Given records:

--- START ---

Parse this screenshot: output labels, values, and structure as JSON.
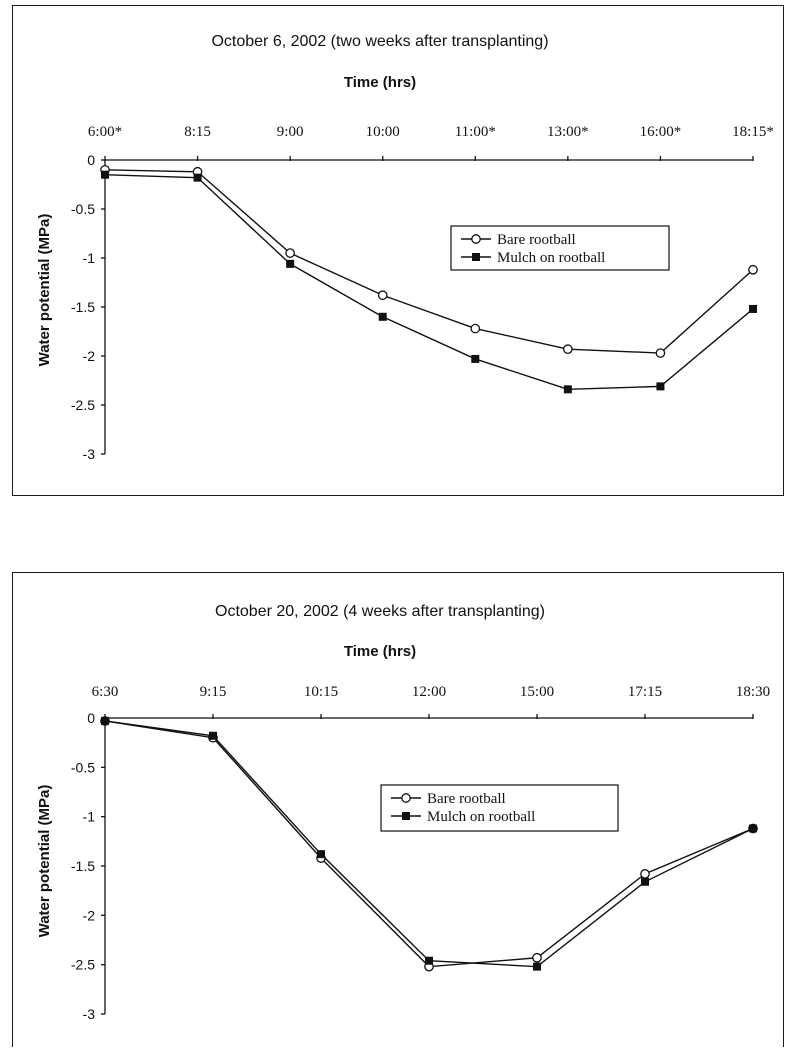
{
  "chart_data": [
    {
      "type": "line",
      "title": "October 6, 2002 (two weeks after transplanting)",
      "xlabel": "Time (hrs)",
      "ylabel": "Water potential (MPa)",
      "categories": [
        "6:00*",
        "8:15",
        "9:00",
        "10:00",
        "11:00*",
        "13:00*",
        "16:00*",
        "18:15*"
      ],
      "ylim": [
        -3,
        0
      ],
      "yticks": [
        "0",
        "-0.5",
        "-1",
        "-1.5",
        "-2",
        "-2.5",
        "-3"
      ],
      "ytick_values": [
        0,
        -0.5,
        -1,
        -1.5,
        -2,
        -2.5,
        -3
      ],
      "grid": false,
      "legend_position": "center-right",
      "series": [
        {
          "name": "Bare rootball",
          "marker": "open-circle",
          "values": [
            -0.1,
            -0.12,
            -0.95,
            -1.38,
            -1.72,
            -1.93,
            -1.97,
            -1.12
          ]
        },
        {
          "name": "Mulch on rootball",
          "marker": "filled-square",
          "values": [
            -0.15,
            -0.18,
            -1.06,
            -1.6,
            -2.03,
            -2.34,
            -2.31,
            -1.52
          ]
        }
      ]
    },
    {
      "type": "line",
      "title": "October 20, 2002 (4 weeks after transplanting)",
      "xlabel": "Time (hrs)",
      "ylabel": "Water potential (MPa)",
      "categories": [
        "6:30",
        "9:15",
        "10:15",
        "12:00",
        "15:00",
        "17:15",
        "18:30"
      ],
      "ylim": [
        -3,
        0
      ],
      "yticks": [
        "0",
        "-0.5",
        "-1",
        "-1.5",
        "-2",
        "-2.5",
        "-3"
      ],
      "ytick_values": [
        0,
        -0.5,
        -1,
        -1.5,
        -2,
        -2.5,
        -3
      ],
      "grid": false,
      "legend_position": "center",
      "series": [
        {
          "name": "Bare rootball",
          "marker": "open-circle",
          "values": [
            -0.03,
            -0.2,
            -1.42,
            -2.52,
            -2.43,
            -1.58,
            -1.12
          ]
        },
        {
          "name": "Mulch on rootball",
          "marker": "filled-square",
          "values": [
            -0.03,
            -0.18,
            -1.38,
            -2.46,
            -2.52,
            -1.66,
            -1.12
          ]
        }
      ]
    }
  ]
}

--- END ---
--- START ---

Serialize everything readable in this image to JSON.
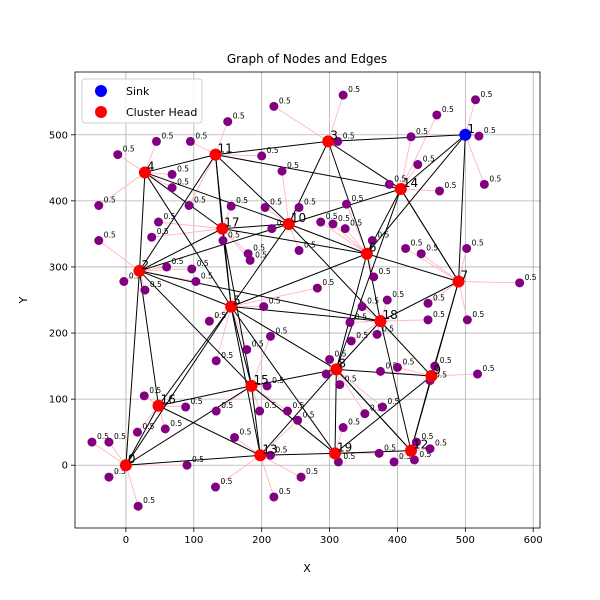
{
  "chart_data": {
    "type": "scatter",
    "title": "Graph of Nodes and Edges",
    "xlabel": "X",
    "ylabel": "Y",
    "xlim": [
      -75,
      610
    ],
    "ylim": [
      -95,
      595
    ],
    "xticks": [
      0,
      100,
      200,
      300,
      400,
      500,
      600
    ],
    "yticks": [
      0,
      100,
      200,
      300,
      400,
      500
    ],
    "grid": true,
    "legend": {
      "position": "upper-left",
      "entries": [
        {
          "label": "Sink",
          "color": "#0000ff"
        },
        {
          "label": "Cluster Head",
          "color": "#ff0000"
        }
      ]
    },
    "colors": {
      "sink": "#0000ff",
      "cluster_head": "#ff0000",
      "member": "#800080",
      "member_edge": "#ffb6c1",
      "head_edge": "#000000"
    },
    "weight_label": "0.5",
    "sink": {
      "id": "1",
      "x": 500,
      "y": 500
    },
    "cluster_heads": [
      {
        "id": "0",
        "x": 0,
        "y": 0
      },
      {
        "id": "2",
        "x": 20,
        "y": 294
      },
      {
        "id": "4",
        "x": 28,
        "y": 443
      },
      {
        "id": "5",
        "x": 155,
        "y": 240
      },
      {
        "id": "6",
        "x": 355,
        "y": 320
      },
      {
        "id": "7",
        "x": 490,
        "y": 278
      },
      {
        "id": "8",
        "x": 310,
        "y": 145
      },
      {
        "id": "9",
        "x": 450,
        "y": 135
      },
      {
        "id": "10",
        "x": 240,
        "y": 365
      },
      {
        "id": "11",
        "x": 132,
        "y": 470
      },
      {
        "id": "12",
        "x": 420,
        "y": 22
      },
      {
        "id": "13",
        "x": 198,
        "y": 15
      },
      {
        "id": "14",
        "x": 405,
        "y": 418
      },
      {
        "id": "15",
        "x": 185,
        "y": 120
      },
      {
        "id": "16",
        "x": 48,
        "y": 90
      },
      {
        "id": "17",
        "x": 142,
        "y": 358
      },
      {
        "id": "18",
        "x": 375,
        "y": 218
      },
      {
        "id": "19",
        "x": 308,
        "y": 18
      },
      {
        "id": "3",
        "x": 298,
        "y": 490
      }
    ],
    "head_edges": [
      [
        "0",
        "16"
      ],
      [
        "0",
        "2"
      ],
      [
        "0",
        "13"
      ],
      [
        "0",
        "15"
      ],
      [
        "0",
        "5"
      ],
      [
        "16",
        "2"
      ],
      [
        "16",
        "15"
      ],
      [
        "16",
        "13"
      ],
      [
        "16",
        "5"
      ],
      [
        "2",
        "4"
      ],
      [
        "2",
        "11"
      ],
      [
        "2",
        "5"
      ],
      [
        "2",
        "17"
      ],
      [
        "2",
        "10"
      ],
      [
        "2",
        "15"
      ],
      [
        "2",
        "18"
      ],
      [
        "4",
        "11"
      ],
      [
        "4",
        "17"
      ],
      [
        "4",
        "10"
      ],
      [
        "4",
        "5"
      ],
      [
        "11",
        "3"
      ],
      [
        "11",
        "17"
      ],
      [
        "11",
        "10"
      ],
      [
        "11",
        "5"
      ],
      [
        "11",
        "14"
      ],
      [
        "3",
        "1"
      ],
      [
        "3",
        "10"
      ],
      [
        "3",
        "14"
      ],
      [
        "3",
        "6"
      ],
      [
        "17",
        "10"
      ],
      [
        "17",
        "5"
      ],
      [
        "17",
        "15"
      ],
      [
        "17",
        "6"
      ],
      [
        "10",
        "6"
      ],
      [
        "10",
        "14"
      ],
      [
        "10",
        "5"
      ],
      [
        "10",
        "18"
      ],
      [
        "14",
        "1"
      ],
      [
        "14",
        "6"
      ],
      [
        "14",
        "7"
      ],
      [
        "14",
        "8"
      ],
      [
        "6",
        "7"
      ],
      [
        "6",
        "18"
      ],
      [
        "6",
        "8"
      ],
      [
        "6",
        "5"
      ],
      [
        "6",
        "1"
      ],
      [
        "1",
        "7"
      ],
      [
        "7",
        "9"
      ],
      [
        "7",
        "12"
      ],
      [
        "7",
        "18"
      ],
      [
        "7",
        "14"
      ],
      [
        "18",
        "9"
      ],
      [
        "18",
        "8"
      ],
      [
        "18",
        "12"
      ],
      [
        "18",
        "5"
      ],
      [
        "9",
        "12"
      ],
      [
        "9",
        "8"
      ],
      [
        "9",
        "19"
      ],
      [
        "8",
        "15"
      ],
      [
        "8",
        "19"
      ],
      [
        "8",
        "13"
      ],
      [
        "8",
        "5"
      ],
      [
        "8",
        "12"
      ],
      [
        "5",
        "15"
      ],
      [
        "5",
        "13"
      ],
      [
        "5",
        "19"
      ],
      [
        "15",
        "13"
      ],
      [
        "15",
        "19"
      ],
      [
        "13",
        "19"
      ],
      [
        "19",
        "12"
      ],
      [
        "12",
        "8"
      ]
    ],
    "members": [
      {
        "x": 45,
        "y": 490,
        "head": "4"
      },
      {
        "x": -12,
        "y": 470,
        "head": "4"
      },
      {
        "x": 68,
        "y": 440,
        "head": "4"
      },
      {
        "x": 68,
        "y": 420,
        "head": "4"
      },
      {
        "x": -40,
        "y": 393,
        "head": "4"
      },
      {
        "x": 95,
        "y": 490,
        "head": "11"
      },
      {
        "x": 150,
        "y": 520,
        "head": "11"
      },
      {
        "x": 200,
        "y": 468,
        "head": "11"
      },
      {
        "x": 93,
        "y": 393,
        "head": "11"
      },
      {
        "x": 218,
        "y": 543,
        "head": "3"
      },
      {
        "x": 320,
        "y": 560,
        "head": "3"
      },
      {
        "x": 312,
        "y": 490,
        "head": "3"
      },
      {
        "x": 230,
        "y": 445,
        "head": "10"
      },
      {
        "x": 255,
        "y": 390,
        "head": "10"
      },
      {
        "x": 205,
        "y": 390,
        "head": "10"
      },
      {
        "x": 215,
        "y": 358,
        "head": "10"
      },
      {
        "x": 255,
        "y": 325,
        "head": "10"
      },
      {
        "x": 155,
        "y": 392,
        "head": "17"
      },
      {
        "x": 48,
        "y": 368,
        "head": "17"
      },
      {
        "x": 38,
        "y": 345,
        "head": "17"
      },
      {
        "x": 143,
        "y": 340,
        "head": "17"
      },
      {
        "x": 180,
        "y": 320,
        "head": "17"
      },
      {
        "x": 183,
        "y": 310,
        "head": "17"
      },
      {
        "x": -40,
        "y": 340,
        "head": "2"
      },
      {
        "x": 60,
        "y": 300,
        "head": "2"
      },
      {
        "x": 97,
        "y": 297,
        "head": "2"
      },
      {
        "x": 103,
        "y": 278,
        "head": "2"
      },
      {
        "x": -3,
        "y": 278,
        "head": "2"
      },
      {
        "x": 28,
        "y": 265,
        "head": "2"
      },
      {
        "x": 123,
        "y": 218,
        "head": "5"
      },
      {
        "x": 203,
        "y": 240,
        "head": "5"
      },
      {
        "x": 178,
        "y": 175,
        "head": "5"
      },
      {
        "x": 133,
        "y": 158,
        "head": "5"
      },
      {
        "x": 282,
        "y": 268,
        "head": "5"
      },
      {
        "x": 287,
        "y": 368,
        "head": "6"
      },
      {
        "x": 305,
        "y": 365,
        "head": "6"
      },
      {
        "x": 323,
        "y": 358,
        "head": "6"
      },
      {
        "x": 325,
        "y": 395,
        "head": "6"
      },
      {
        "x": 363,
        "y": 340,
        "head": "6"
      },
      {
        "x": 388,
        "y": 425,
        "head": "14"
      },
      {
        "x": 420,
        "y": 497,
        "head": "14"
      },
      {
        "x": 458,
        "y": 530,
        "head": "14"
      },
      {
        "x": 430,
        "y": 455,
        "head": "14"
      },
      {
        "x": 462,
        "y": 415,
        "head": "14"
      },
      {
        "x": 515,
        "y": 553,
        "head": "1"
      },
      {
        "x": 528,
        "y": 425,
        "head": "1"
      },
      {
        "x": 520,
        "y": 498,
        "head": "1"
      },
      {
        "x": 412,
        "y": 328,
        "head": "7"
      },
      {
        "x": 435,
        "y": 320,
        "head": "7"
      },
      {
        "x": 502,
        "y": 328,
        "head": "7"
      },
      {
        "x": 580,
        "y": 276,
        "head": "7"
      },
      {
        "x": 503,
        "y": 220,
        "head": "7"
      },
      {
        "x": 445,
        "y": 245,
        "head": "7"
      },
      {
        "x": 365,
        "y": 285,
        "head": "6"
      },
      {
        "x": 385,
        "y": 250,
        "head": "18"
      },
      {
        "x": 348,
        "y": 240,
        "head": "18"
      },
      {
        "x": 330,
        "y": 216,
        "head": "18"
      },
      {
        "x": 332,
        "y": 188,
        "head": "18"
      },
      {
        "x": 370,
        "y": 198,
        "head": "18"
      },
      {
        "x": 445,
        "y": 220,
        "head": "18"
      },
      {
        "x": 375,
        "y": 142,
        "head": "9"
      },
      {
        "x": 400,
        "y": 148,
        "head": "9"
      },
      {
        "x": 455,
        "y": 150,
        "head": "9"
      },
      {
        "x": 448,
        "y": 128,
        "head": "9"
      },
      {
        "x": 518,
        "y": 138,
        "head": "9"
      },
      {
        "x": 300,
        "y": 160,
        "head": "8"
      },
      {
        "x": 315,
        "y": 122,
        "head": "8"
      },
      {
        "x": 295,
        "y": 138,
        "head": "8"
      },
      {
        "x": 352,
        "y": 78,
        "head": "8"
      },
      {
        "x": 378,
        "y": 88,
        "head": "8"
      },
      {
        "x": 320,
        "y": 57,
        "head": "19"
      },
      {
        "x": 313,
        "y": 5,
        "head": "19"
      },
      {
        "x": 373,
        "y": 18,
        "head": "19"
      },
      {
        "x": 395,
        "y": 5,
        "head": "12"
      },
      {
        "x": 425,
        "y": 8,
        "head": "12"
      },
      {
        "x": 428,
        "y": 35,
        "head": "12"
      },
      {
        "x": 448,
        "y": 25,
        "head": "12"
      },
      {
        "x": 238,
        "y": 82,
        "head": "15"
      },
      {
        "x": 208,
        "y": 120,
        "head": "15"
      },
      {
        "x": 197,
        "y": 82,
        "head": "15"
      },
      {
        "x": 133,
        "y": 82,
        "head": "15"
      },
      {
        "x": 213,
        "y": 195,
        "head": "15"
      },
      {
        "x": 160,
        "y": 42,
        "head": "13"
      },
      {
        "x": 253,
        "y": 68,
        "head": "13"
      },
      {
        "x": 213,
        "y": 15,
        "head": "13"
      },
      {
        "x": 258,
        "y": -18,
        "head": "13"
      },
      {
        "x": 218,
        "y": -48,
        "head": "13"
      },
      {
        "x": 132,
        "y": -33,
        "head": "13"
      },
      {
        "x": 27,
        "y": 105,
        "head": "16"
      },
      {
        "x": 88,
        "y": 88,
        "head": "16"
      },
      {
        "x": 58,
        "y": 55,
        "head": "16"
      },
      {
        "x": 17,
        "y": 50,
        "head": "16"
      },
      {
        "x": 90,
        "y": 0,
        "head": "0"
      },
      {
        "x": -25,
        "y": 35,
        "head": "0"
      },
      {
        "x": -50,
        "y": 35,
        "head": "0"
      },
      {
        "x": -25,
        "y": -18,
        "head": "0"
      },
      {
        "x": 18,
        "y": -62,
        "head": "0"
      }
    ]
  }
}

--- END ---

Task to carry out: Copy out every line of the material above that mentions the word "title".

Solved problem:
      "title": "October 6, 2002 (two weeks after transplanting)",
      "title": "October 20, 2002 (4 weeks after transplanting)",
    "title": "Graph of Nodes and Edges",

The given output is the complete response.